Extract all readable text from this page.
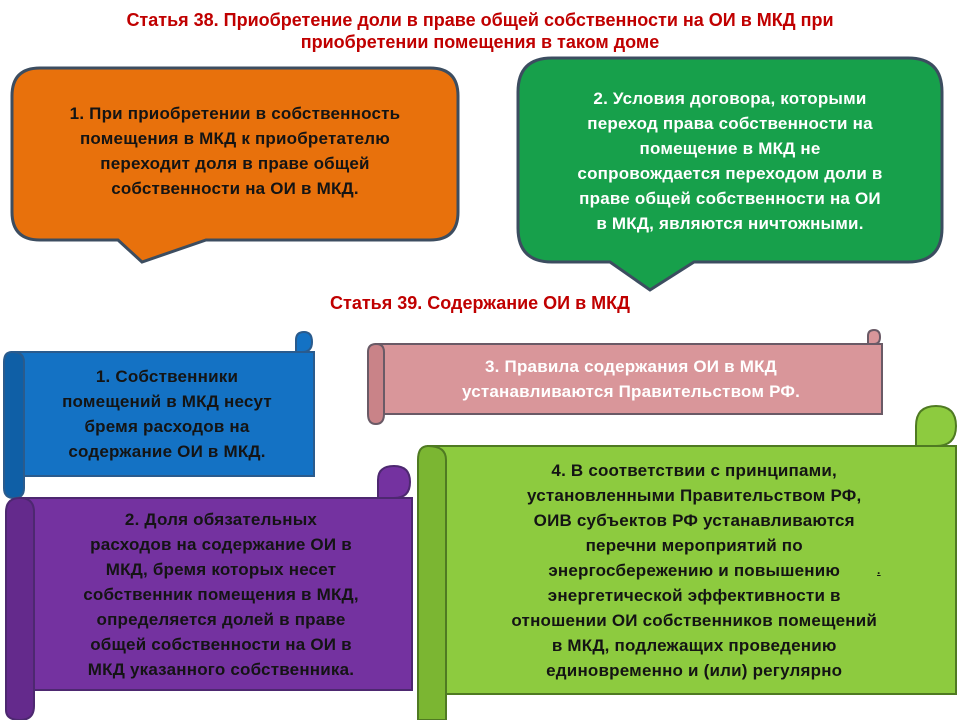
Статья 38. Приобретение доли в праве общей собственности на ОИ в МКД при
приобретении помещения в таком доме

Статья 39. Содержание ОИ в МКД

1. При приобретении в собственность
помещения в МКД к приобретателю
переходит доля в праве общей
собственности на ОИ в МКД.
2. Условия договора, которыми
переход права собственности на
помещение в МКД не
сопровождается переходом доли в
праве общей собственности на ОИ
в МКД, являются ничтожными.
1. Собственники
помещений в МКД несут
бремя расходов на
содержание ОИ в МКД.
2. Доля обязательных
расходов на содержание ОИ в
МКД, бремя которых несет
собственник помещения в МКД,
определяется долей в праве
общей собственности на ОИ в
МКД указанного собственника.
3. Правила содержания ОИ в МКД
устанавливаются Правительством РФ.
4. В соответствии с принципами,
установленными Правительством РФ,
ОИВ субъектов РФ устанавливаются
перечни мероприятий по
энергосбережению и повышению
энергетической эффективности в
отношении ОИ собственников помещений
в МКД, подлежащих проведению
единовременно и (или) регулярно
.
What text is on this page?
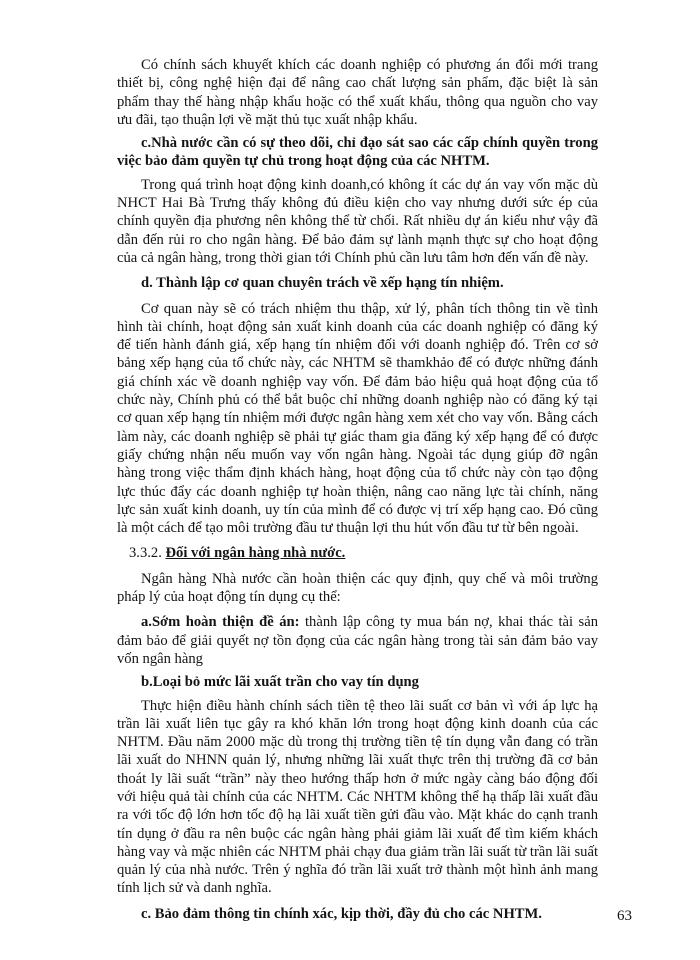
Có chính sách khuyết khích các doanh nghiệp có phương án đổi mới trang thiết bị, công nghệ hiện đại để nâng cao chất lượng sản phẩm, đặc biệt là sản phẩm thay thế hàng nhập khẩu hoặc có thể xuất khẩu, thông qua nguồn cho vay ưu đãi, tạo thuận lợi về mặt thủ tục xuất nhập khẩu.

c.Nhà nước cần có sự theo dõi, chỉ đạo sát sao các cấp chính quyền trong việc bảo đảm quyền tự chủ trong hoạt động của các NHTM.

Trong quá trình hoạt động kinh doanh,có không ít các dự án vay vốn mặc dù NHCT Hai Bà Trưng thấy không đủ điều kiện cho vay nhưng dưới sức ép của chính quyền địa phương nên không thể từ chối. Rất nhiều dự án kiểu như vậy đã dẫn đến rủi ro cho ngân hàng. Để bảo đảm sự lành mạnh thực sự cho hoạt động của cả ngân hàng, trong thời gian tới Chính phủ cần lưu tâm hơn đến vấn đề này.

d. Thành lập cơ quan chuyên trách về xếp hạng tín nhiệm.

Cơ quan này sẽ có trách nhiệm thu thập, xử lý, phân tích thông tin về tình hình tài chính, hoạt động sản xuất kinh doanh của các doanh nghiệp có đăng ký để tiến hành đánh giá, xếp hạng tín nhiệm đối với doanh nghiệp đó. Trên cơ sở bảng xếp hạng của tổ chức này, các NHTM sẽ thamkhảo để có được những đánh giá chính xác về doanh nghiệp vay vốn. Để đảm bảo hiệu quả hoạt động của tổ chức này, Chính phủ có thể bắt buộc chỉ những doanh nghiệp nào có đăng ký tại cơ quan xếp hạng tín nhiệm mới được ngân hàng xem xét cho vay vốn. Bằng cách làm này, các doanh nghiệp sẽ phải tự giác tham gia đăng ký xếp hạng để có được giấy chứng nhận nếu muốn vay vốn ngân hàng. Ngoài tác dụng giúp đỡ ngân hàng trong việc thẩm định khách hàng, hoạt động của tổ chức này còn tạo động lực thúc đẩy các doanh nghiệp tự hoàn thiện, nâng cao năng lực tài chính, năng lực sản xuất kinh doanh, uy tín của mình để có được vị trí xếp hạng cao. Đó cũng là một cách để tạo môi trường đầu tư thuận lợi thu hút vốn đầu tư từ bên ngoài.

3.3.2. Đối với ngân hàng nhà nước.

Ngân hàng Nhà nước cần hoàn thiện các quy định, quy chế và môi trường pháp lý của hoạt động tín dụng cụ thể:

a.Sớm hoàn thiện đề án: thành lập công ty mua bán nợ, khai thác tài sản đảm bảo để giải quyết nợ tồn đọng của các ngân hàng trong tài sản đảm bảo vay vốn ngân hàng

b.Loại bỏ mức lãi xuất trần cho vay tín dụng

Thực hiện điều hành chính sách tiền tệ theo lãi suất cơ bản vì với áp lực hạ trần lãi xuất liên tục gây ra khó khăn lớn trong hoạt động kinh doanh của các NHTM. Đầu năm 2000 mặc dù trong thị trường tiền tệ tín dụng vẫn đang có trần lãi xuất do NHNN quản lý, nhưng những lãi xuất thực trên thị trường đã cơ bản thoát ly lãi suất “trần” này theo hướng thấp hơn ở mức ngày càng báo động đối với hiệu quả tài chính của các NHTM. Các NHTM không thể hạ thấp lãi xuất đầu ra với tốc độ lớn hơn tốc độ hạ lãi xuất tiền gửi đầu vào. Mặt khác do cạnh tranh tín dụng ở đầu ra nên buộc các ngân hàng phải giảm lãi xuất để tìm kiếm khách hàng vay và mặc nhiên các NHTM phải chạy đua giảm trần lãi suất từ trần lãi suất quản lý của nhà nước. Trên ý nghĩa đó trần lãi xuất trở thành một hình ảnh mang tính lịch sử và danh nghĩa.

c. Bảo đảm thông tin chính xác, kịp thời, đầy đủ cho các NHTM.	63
○ ○ ○ ○ ○ ○ ○
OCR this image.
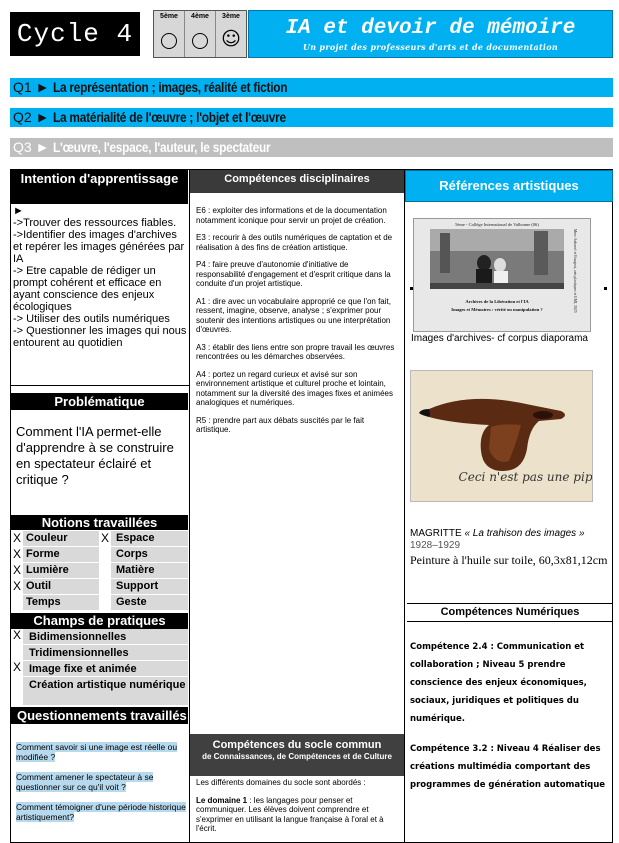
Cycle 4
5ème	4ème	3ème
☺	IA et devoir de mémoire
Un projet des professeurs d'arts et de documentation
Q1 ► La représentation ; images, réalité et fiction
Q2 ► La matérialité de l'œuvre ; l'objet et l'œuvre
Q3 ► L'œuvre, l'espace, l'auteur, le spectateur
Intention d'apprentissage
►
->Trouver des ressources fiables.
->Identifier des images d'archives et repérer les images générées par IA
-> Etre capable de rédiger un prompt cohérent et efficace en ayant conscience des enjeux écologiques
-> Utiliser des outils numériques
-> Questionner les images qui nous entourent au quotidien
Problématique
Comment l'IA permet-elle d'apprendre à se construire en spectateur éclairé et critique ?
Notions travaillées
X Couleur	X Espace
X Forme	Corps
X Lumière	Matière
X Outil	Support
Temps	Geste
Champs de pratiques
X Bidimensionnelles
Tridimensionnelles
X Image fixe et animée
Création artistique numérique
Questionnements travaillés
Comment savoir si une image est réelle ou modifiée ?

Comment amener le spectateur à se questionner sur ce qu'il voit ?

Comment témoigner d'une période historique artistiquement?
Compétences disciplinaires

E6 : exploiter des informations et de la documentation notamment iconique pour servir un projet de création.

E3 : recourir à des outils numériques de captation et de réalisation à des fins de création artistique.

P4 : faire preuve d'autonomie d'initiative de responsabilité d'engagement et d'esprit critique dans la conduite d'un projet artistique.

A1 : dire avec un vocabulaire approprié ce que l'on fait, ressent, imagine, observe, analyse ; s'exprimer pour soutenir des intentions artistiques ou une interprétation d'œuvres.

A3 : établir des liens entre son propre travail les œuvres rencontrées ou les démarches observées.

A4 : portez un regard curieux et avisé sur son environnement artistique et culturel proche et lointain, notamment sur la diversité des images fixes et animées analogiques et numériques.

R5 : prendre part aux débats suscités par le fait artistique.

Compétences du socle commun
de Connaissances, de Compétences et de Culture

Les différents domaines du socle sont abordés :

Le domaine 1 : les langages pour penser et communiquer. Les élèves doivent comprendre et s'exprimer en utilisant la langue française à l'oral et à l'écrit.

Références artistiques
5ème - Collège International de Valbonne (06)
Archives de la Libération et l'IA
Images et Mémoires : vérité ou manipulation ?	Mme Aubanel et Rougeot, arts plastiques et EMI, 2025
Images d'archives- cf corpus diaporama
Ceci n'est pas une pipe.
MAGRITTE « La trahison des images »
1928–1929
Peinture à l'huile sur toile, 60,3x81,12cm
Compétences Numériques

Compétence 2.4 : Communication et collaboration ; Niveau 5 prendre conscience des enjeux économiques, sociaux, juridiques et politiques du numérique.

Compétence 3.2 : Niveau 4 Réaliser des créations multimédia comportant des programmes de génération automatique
○ ○ ○ ○ ○ ○ ○
Where a line above contains the string "arts", copy that line.

Un projet des professeurs d'arts et de documentation
Images et Mémoires : vérité ou manipulation ?	Mme Aubanel et Rougeot, arts plastiques et EMI, 2025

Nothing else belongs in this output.